• [Given records]
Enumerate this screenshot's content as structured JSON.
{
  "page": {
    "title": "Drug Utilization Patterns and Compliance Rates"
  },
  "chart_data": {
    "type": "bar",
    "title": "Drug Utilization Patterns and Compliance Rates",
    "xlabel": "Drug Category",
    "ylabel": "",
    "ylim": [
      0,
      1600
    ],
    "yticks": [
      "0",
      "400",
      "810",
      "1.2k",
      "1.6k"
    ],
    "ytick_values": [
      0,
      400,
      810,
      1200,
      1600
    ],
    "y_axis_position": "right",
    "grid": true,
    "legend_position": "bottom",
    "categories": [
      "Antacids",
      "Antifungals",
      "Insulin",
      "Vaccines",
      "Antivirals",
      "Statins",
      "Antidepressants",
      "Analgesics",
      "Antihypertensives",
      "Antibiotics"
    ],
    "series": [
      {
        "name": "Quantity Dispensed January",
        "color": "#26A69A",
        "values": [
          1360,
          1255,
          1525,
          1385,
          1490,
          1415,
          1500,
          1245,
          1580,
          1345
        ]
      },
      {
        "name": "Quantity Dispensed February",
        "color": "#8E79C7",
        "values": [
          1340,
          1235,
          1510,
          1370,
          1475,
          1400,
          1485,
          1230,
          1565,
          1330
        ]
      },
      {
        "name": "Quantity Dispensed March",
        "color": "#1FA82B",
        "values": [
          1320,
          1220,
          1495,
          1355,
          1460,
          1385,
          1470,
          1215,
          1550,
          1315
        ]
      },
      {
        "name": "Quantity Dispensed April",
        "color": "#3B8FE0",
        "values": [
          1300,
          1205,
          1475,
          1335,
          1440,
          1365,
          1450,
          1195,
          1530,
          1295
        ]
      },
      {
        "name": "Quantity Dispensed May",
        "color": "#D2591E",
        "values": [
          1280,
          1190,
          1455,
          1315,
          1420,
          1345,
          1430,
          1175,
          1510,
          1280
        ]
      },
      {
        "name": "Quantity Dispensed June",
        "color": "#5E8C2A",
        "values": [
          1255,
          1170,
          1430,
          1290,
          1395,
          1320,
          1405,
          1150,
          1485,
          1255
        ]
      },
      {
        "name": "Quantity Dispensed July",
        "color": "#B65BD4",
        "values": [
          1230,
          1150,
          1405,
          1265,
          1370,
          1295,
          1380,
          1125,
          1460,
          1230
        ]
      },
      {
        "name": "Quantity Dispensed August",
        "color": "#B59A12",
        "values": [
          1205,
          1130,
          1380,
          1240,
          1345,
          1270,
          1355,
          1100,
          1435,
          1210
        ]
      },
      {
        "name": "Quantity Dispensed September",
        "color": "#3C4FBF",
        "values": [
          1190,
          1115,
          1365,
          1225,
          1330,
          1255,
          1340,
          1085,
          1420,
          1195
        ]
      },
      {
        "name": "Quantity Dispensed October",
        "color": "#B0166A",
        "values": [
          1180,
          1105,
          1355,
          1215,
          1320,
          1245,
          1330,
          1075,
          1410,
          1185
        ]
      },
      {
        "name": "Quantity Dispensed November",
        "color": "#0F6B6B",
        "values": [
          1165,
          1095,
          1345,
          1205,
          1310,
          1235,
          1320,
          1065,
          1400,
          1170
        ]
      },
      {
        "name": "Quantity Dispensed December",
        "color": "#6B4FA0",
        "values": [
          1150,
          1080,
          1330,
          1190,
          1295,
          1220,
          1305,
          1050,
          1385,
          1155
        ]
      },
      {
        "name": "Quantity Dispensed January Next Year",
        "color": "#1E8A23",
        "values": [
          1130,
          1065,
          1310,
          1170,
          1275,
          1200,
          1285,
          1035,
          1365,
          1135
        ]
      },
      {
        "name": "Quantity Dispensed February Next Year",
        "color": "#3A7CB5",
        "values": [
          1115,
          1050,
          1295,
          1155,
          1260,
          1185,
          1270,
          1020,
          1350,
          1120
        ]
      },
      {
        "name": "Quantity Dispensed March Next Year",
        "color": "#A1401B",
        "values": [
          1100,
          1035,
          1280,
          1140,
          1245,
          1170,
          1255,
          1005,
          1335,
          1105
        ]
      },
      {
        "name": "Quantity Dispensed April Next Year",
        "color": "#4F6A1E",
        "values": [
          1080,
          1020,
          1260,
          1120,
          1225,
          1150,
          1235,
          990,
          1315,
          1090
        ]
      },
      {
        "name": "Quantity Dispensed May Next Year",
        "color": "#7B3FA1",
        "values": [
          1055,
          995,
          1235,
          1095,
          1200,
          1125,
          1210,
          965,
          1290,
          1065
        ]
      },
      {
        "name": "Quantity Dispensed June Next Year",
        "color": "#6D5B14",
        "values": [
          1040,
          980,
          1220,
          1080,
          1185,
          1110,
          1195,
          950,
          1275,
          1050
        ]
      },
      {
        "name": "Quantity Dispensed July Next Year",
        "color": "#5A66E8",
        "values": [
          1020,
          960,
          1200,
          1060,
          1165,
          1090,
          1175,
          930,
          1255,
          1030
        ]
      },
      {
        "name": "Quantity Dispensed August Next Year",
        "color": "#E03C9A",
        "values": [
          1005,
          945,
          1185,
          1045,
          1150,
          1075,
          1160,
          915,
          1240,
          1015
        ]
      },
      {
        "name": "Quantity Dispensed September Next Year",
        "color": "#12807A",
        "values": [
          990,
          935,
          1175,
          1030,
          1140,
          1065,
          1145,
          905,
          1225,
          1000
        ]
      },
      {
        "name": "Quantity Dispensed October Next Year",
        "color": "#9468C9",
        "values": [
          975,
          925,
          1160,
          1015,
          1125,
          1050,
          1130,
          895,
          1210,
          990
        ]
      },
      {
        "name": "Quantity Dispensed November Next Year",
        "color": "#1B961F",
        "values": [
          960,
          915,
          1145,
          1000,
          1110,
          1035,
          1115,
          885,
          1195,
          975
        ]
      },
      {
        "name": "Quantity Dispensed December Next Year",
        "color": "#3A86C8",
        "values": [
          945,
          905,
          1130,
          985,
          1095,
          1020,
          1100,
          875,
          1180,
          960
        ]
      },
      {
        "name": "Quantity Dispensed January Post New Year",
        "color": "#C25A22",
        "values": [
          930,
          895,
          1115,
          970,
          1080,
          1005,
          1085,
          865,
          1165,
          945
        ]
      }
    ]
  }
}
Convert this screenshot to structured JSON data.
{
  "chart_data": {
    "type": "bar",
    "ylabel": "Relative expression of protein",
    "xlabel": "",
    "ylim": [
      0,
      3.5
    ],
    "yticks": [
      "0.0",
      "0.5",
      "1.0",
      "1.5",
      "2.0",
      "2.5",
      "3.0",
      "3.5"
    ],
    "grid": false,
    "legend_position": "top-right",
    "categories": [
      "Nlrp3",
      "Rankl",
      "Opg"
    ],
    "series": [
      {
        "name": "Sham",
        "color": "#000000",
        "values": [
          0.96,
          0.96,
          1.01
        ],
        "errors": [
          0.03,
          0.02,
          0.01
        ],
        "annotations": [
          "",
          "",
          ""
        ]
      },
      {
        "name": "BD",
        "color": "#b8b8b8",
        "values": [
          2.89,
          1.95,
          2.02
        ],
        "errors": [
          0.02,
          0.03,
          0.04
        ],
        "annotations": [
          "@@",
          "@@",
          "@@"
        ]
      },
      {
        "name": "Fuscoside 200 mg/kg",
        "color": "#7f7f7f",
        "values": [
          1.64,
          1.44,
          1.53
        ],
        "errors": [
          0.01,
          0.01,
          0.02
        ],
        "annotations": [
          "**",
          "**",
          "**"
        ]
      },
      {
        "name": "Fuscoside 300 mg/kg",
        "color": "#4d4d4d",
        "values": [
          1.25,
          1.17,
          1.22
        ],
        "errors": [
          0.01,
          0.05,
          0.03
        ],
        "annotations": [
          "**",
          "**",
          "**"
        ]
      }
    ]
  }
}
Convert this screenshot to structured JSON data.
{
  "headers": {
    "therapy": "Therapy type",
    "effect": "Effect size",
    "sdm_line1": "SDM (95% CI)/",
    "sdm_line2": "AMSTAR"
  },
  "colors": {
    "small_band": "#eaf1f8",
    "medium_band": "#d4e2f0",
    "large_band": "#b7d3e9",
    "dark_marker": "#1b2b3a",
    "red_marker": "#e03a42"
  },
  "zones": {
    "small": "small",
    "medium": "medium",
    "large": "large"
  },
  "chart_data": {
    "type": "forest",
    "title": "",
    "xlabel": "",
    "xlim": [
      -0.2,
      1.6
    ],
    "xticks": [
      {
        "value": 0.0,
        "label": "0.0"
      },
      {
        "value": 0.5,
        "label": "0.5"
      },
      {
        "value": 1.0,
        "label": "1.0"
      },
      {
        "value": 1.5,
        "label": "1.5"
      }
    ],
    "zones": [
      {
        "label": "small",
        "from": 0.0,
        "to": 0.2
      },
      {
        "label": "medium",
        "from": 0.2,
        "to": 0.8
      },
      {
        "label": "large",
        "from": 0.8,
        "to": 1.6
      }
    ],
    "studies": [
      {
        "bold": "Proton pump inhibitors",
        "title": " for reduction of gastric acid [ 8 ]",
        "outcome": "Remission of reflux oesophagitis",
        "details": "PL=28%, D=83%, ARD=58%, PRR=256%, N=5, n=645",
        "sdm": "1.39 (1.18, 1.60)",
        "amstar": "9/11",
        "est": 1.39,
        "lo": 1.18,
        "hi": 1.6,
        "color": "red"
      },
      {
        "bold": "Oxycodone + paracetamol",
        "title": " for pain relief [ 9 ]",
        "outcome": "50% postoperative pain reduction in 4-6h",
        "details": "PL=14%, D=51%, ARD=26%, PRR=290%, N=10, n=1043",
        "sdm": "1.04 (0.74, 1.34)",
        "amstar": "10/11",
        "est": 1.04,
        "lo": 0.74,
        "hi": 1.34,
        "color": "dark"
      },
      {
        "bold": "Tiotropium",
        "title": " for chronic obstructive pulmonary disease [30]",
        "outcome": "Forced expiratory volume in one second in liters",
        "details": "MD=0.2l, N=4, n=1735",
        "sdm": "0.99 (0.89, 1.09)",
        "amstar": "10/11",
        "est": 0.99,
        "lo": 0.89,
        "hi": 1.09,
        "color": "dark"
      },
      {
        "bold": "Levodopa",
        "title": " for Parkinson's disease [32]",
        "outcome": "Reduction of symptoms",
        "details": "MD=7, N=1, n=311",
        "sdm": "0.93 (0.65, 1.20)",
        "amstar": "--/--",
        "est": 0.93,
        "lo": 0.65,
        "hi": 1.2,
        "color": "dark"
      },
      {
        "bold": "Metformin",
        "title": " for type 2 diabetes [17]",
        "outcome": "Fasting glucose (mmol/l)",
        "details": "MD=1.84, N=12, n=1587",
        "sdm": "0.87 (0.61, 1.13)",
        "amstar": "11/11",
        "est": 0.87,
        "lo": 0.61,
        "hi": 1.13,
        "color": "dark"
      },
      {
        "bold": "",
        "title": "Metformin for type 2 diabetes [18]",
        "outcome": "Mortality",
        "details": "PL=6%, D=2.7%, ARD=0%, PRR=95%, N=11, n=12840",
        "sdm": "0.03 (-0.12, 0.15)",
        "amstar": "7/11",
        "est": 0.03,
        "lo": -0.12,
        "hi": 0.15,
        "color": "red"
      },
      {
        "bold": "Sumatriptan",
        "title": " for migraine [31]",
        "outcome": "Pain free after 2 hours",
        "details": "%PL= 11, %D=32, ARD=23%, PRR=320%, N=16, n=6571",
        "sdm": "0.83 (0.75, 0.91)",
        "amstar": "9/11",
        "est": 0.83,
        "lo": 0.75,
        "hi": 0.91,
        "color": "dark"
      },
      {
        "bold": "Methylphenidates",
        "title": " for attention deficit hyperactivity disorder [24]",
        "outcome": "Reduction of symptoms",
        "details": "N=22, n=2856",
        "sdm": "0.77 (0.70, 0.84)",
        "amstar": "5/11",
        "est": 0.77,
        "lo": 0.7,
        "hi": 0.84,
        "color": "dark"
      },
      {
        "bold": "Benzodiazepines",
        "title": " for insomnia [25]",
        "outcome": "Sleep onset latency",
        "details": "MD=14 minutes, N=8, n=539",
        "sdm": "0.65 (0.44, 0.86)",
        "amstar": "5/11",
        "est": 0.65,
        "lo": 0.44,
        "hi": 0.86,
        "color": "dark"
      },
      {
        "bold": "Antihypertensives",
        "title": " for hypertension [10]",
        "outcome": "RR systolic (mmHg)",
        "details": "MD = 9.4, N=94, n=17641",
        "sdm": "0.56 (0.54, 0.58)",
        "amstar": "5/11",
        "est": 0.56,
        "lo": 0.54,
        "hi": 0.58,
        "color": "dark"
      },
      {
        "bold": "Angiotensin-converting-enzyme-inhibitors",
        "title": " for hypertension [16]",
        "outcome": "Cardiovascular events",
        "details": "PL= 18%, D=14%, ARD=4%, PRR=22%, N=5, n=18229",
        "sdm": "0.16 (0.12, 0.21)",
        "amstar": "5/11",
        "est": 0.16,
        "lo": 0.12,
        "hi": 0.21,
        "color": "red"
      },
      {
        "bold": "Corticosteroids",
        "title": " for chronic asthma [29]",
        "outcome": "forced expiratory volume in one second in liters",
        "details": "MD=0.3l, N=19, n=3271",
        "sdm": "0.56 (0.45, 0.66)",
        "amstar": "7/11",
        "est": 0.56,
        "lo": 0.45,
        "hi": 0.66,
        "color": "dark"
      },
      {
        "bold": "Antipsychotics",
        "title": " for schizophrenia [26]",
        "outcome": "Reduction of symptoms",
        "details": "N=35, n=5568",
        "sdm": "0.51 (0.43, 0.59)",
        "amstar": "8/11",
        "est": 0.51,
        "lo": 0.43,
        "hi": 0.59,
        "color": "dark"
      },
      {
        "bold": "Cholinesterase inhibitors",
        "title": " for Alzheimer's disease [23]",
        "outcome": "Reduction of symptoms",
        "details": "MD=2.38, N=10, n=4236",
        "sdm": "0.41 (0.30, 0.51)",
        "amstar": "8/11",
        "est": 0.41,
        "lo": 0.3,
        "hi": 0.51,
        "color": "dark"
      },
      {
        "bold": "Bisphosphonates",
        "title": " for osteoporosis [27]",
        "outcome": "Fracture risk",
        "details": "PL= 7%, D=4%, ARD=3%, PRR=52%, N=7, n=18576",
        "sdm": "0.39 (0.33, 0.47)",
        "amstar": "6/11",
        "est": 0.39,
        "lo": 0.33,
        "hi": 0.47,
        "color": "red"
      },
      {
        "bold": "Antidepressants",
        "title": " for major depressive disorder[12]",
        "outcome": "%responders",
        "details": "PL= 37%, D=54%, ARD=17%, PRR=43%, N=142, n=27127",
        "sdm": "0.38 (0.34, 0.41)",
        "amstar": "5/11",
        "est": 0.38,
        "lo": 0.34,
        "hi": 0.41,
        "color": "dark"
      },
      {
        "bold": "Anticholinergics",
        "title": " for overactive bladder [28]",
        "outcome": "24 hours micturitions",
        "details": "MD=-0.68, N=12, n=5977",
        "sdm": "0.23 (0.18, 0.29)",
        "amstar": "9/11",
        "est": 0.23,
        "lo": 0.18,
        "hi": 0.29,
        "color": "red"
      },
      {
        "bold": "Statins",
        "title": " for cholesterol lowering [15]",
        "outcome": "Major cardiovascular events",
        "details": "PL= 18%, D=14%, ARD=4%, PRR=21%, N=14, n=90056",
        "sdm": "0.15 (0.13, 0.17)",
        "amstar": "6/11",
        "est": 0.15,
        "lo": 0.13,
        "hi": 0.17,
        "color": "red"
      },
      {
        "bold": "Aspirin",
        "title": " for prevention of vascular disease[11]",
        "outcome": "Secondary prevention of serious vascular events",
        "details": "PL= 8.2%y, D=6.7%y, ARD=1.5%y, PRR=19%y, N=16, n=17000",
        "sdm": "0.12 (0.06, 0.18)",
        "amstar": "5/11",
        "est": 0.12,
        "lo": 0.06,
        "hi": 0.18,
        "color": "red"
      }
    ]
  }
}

• [Work instruction] Only a number is wanted here: how many lines of the material hold the word "type".

• [Answer to this exercise] 6